• STATED PROBLEM: Leave out any pictures and transcribe all other data below exactly.

——

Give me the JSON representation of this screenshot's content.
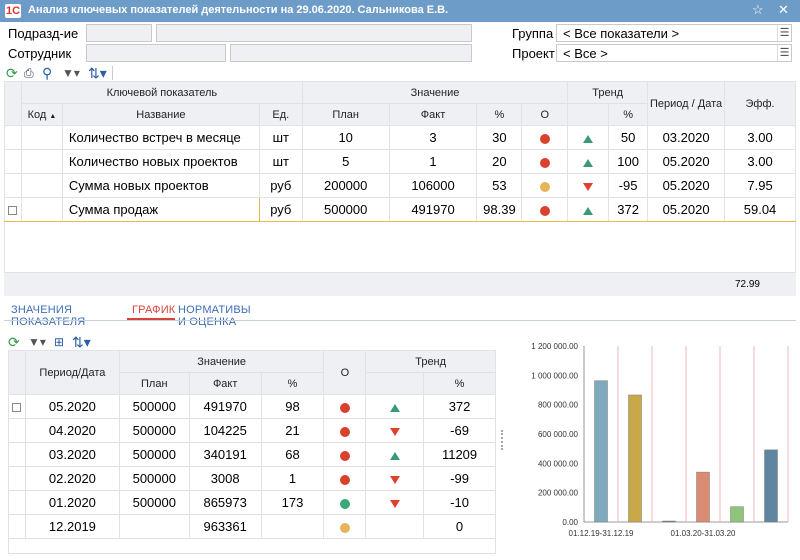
{
  "window": {
    "title": "Анализ ключевых показателей деятельности на 29.06.2020. Сальникова Е.В.",
    "app_icon": "1c-app-icon",
    "buttons": [
      "star-icon",
      "close-icon"
    ]
  },
  "filters": {
    "division_label": "Подразд-ие",
    "employee_label": "Сотрудник",
    "group_label": "Группа",
    "group_value": "< Все показатели >",
    "project_label": "Проект",
    "project_value": "< Все >"
  },
  "main_table": {
    "group_headers": {
      "indicator": "Ключевой показатель",
      "value": "Значение",
      "trend": "Тренд"
    },
    "headers": {
      "code": "Код",
      "name": "Название",
      "unit": "Ед.",
      "plan": "План",
      "fact": "Факт",
      "pct": "%",
      "o": "О",
      "trend_pct": "%",
      "period": "Период / Дата",
      "eff": "Эфф."
    },
    "rows": [
      {
        "name": "Количество встреч в месяце",
        "unit": "шт",
        "plan": "10",
        "fact": "3",
        "pct": "30",
        "status": "red",
        "trend": "up",
        "trend_pct": "50",
        "period": "03.2020",
        "eff": "3.00"
      },
      {
        "name": "Количество новых проектов",
        "unit": "шт",
        "plan": "5",
        "fact": "1",
        "pct": "20",
        "status": "red",
        "trend": "up",
        "trend_pct": "100",
        "period": "05.2020",
        "eff": "3.00"
      },
      {
        "name": "Сумма новых проектов",
        "unit": "руб",
        "plan": "200000",
        "fact": "106000",
        "pct": "53",
        "status": "yellow",
        "trend": "down",
        "trend_pct": "-95",
        "period": "05.2020",
        "eff": "7.95"
      },
      {
        "name": "Сумма продаж",
        "unit": "руб",
        "plan": "500000",
        "fact": "491970",
        "pct": "98.39",
        "status": "red",
        "trend": "up",
        "trend_pct": "372",
        "period": "05.2020",
        "eff": "59.04"
      }
    ],
    "total_eff": "72.99"
  },
  "tabs": {
    "values": "ЗНАЧЕНИЯ ПОКАЗАТЕЛЯ",
    "chart": "ГРАФИК",
    "norms": "НОРМАТИВЫ И ОЦЕНКА"
  },
  "detail_table": {
    "group_headers": {
      "value": "Значение",
      "trend": "Тренд"
    },
    "headers": {
      "period": "Период/Дата",
      "plan": "План",
      "fact": "Факт",
      "pct": "%",
      "o": "О",
      "trend_pct": "%"
    },
    "rows": [
      {
        "period": "05.2020",
        "plan": "500000",
        "fact": "491970",
        "pct": "98",
        "status": "red",
        "trend": "up",
        "trend_pct": "372"
      },
      {
        "period": "04.2020",
        "plan": "500000",
        "fact": "104225",
        "pct": "21",
        "status": "red",
        "trend": "down",
        "trend_pct": "-69"
      },
      {
        "period": "03.2020",
        "plan": "500000",
        "fact": "340191",
        "pct": "68",
        "status": "red",
        "trend": "up",
        "trend_pct": "11209"
      },
      {
        "period": "02.2020",
        "plan": "500000",
        "fact": "3008",
        "pct": "1",
        "status": "red",
        "trend": "down",
        "trend_pct": "-99"
      },
      {
        "period": "01.2020",
        "plan": "500000",
        "fact": "865973",
        "pct": "173",
        "status": "green",
        "trend": "down",
        "trend_pct": "-10"
      },
      {
        "period": "12.2019",
        "plan": "",
        "fact": "963361",
        "pct": "",
        "status": "yellow",
        "trend": "",
        "trend_pct": "0"
      }
    ]
  },
  "colors": {
    "red": "#d9412f",
    "yellow": "#e8b45a",
    "green": "#3aa878",
    "up": "#3a9a77",
    "down": "#e0402f",
    "title_bar": "#6d9cc9"
  },
  "chart_data": {
    "type": "bar",
    "categories": [
      "12.2019",
      "01.2020",
      "02.2020",
      "03.2020",
      "04.2020",
      "05.2020"
    ],
    "values": [
      963361,
      865973,
      3008,
      340191,
      104225,
      491970
    ],
    "bar_colors": [
      "#7fa9bc",
      "#c9a84a",
      "#5f8aa0",
      "#d98c72",
      "#8fc47c",
      "#5f85a0"
    ],
    "x_tick_labels": [
      "01.12.19-31.12.19",
      "01.03.20-31.03.20"
    ],
    "y_tick_labels": [
      "0.00",
      "200 000.00",
      "400 000.00",
      "600 000.00",
      "800 000.00",
      "1 000 000.00",
      "1 200 000.00"
    ],
    "ylim": [
      0,
      1200000
    ],
    "grid": true
  }
}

——

• IN RESPONSE:
Give me the JSON representation of this screenshot's content.
{
  "window": {
    "title": "Анализ ключевых показателей деятельности на 29.06.2020. Сальникова Е.В.",
    "app_icon": "1c-app-icon",
    "buttons": [
      "star-icon",
      "close-icon"
    ]
  },
  "filters": {
    "division_label": "Подразд-ие",
    "employee_label": "Сотрудник",
    "group_label": "Группа",
    "group_value": "< Все показатели >",
    "project_label": "Проект",
    "project_value": "< Все >"
  },
  "main_table": {
    "group_headers": {
      "indicator": "Ключевой показатель",
      "value": "Значение",
      "trend": "Тренд"
    },
    "headers": {
      "code": "Код",
      "name": "Название",
      "unit": "Ед.",
      "plan": "План",
      "fact": "Факт",
      "pct": "%",
      "o": "О",
      "trend_pct": "%",
      "period": "Период / Дата",
      "eff": "Эфф."
    },
    "rows": [
      {
        "name": "Количество встреч в месяце",
        "unit": "шт",
        "plan": "10",
        "fact": "3",
        "pct": "30",
        "status": "red",
        "trend": "up",
        "trend_pct": "50",
        "period": "03.2020",
        "eff": "3.00"
      },
      {
        "name": "Количество новых проектов",
        "unit": "шт",
        "plan": "5",
        "fact": "1",
        "pct": "20",
        "status": "red",
        "trend": "up",
        "trend_pct": "100",
        "period": "05.2020",
        "eff": "3.00"
      },
      {
        "name": "Сумма новых проектов",
        "unit": "руб",
        "plan": "200000",
        "fact": "106000",
        "pct": "53",
        "status": "yellow",
        "trend": "down",
        "trend_pct": "-95",
        "period": "05.2020",
        "eff": "7.95"
      },
      {
        "name": "Сумма продаж",
        "unit": "руб",
        "plan": "500000",
        "fact": "491970",
        "pct": "98.39",
        "status": "red",
        "trend": "up",
        "trend_pct": "372",
        "period": "05.2020",
        "eff": "59.04"
      }
    ],
    "total_eff": "72.99"
  },
  "tabs": {
    "values": "ЗНАЧЕНИЯ ПОКАЗАТЕЛЯ",
    "chart": "ГРАФИК",
    "norms": "НОРМАТИВЫ И ОЦЕНКА"
  },
  "detail_table": {
    "group_headers": {
      "value": "Значение",
      "trend": "Тренд"
    },
    "headers": {
      "period": "Период/Дата",
      "plan": "План",
      "fact": "Факт",
      "pct": "%",
      "o": "О",
      "trend_pct": "%"
    },
    "rows": [
      {
        "period": "05.2020",
        "plan": "500000",
        "fact": "491970",
        "pct": "98",
        "status": "red",
        "trend": "up",
        "trend_pct": "372"
      },
      {
        "period": "04.2020",
        "plan": "500000",
        "fact": "104225",
        "pct": "21",
        "status": "red",
        "trend": "down",
        "trend_pct": "-69"
      },
      {
        "period": "03.2020",
        "plan": "500000",
        "fact": "340191",
        "pct": "68",
        "status": "red",
        "trend": "up",
        "trend_pct": "11209"
      },
      {
        "period": "02.2020",
        "plan": "500000",
        "fact": "3008",
        "pct": "1",
        "status": "red",
        "trend": "down",
        "trend_pct": "-99"
      },
      {
        "period": "01.2020",
        "plan": "500000",
        "fact": "865973",
        "pct": "173",
        "status": "green",
        "trend": "down",
        "trend_pct": "-10"
      },
      {
        "period": "12.2019",
        "plan": "",
        "fact": "963361",
        "pct": "",
        "status": "yellow",
        "trend": "",
        "trend_pct": "0"
      }
    ]
  },
  "colors": {
    "red": "#d9412f",
    "yellow": "#e8b45a",
    "green": "#3aa878",
    "up": "#3a9a77",
    "down": "#e0402f",
    "title_bar": "#6d9cc9"
  },
  "chart_data": {
    "type": "bar",
    "categories": [
      "12.2019",
      "01.2020",
      "02.2020",
      "03.2020",
      "04.2020",
      "05.2020"
    ],
    "values": [
      963361,
      865973,
      3008,
      340191,
      104225,
      491970
    ],
    "bar_colors": [
      "#7fa9bc",
      "#c9a84a",
      "#5f8aa0",
      "#d98c72",
      "#8fc47c",
      "#5f85a0"
    ],
    "x_tick_labels": [
      "01.12.19-31.12.19",
      "01.03.20-31.03.20"
    ],
    "y_tick_labels": [
      "0.00",
      "200 000.00",
      "400 000.00",
      "600 000.00",
      "800 000.00",
      "1 000 000.00",
      "1 200 000.00"
    ],
    "ylim": [
      0,
      1200000
    ],
    "grid": true
  }
}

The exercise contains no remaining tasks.